**TASK DESCRIPTION**: Please rename "x-tick" to "x-axis-tick" everywhere in the records, and reproduce everything else unchanged.

Stored dataset records
========

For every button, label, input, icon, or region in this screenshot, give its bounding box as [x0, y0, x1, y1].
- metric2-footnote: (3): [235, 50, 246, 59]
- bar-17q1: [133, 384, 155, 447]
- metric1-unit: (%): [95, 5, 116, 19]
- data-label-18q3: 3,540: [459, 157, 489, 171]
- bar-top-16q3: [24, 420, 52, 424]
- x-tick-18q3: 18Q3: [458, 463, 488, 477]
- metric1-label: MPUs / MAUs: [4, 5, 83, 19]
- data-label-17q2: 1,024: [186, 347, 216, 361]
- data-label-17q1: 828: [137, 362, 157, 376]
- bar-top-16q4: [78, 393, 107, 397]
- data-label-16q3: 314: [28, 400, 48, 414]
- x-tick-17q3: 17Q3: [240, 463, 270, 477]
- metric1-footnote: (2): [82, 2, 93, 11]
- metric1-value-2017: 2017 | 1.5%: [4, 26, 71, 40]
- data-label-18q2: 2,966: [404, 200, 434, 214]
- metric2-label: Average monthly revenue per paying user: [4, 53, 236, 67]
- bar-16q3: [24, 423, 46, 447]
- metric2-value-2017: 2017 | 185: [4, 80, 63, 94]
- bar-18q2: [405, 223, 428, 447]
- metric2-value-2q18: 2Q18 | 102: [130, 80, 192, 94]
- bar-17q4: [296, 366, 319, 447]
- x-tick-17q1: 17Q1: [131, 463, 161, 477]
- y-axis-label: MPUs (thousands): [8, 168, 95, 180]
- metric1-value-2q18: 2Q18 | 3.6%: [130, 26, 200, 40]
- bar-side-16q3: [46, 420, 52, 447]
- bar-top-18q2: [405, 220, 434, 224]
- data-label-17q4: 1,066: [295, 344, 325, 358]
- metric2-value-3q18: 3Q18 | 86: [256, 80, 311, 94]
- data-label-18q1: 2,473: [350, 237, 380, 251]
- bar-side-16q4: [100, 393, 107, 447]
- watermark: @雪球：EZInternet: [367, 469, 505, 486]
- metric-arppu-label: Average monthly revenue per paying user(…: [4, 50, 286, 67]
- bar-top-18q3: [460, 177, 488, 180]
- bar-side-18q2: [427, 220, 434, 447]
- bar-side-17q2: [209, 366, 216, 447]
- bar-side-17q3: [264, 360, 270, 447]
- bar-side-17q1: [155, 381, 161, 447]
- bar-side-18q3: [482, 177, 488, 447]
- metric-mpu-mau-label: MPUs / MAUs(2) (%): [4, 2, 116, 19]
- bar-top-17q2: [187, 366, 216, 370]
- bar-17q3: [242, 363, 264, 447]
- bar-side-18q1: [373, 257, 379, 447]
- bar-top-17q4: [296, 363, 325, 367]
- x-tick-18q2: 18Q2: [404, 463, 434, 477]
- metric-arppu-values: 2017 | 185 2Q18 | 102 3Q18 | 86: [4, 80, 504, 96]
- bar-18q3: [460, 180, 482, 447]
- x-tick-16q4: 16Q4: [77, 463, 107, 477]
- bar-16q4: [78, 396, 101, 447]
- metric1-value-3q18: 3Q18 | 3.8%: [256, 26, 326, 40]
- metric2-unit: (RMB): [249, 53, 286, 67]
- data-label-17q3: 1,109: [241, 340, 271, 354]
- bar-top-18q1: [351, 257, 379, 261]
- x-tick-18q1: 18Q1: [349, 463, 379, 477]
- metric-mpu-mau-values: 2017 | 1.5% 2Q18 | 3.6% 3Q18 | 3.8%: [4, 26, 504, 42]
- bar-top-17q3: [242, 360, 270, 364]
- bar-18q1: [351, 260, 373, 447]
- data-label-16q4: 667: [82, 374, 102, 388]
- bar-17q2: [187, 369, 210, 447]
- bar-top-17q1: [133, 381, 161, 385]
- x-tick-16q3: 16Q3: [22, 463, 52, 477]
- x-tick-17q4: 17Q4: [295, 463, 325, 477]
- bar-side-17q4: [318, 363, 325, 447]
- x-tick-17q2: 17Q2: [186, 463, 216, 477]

========

**RESULT OF THE TASK**:
For every button, label, input, icon, or region in this screenshot, give its bounding box as [x0, y0, x1, y1].
- metric2-footnote: (3): [235, 50, 246, 59]
- bar-17q1: [133, 384, 155, 447]
- metric1-unit: (%): [95, 5, 116, 19]
- data-label-18q3: 3,540: [459, 157, 489, 171]
- bar-top-16q3: [24, 420, 52, 424]
- x-axis-tick-18q3: 18Q3: [458, 463, 488, 477]
- metric1-label: MPUs / MAUs: [4, 5, 83, 19]
- data-label-17q2: 1,024: [186, 347, 216, 361]
- data-label-17q1: 828: [137, 362, 157, 376]
- bar-top-16q4: [78, 393, 107, 397]
- data-label-16q3: 314: [28, 400, 48, 414]
- x-axis-tick-17q3: 17Q3: [240, 463, 270, 477]
- metric1-footnote: (2): [82, 2, 93, 11]
- metric1-value-2017: 2017 | 1.5%: [4, 26, 71, 40]
- data-label-18q2: 2,966: [404, 200, 434, 214]
- metric2-label: Average monthly revenue per paying user: [4, 53, 236, 67]
- bar-16q3: [24, 423, 46, 447]
- metric2-value-2017: 2017 | 185: [4, 80, 63, 94]
- bar-18q2: [405, 223, 428, 447]
- metric2-value-2q18: 2Q18 | 102: [130, 80, 192, 94]
- bar-17q4: [296, 366, 319, 447]
- x-axis-tick-17q1: 17Q1: [131, 463, 161, 477]
- y-axis-label: MPUs (thousands): [8, 168, 95, 180]
- metric1-value-2q18: 2Q18 | 3.6%: [130, 26, 200, 40]
- bar-side-16q3: [46, 420, 52, 447]
- bar-top-18q2: [405, 220, 434, 224]
- data-label-17q4: 1,066: [295, 344, 325, 358]
- metric2-value-3q18: 3Q18 | 86: [256, 80, 311, 94]
- data-label-18q1: 2,473: [350, 237, 380, 251]
- bar-side-16q4: [100, 393, 107, 447]
- watermark: @雪球：EZInternet: [367, 469, 505, 486]
- metric-arppu-label: Average monthly revenue per paying user(…: [4, 50, 286, 67]
- bar-top-18q3: [460, 177, 488, 180]
- bar-side-18q2: [427, 220, 434, 447]
- bar-side-17q2: [209, 366, 216, 447]
- bar-side-17q3: [264, 360, 270, 447]
- bar-side-17q1: [155, 381, 161, 447]
- bar-side-18q3: [482, 177, 488, 447]
- metric-mpu-mau-label: MPUs / MAUs(2) (%): [4, 2, 116, 19]
- bar-top-17q2: [187, 366, 216, 370]
- bar-17q3: [242, 363, 264, 447]
- bar-side-18q1: [373, 257, 379, 447]
- bar-top-17q4: [296, 363, 325, 367]
- x-axis-tick-18q2: 18Q2: [404, 463, 434, 477]
- metric-arppu-values: 2017 | 185 2Q18 | 102 3Q18 | 86: [4, 80, 504, 96]
- bar-18q3: [460, 180, 482, 447]
- x-axis-tick-16q4: 16Q4: [77, 463, 107, 477]
- bar-16q4: [78, 396, 101, 447]
- metric1-value-3q18: 3Q18 | 3.8%: [256, 26, 326, 40]
- metric2-unit: (RMB): [249, 53, 286, 67]
- data-label-17q3: 1,109: [241, 340, 271, 354]
- bar-top-18q1: [351, 257, 379, 261]
- x-axis-tick-18q1: 18Q1: [349, 463, 379, 477]
- metric-mpu-mau-values: 2017 | 1.5% 2Q18 | 3.6% 3Q18 | 3.8%: [4, 26, 504, 42]
- bar-top-17q3: [242, 360, 270, 364]
- bar-18q1: [351, 260, 373, 447]
- data-label-16q4: 667: [82, 374, 102, 388]
- bar-17q2: [187, 369, 210, 447]
- bar-top-17q1: [133, 381, 161, 385]
- x-axis-tick-16q3: 16Q3: [22, 463, 52, 477]
- x-axis-tick-17q4: 17Q4: [295, 463, 325, 477]
- bar-side-17q4: [318, 363, 325, 447]
- x-axis-tick-17q2: 17Q2: [186, 463, 216, 477]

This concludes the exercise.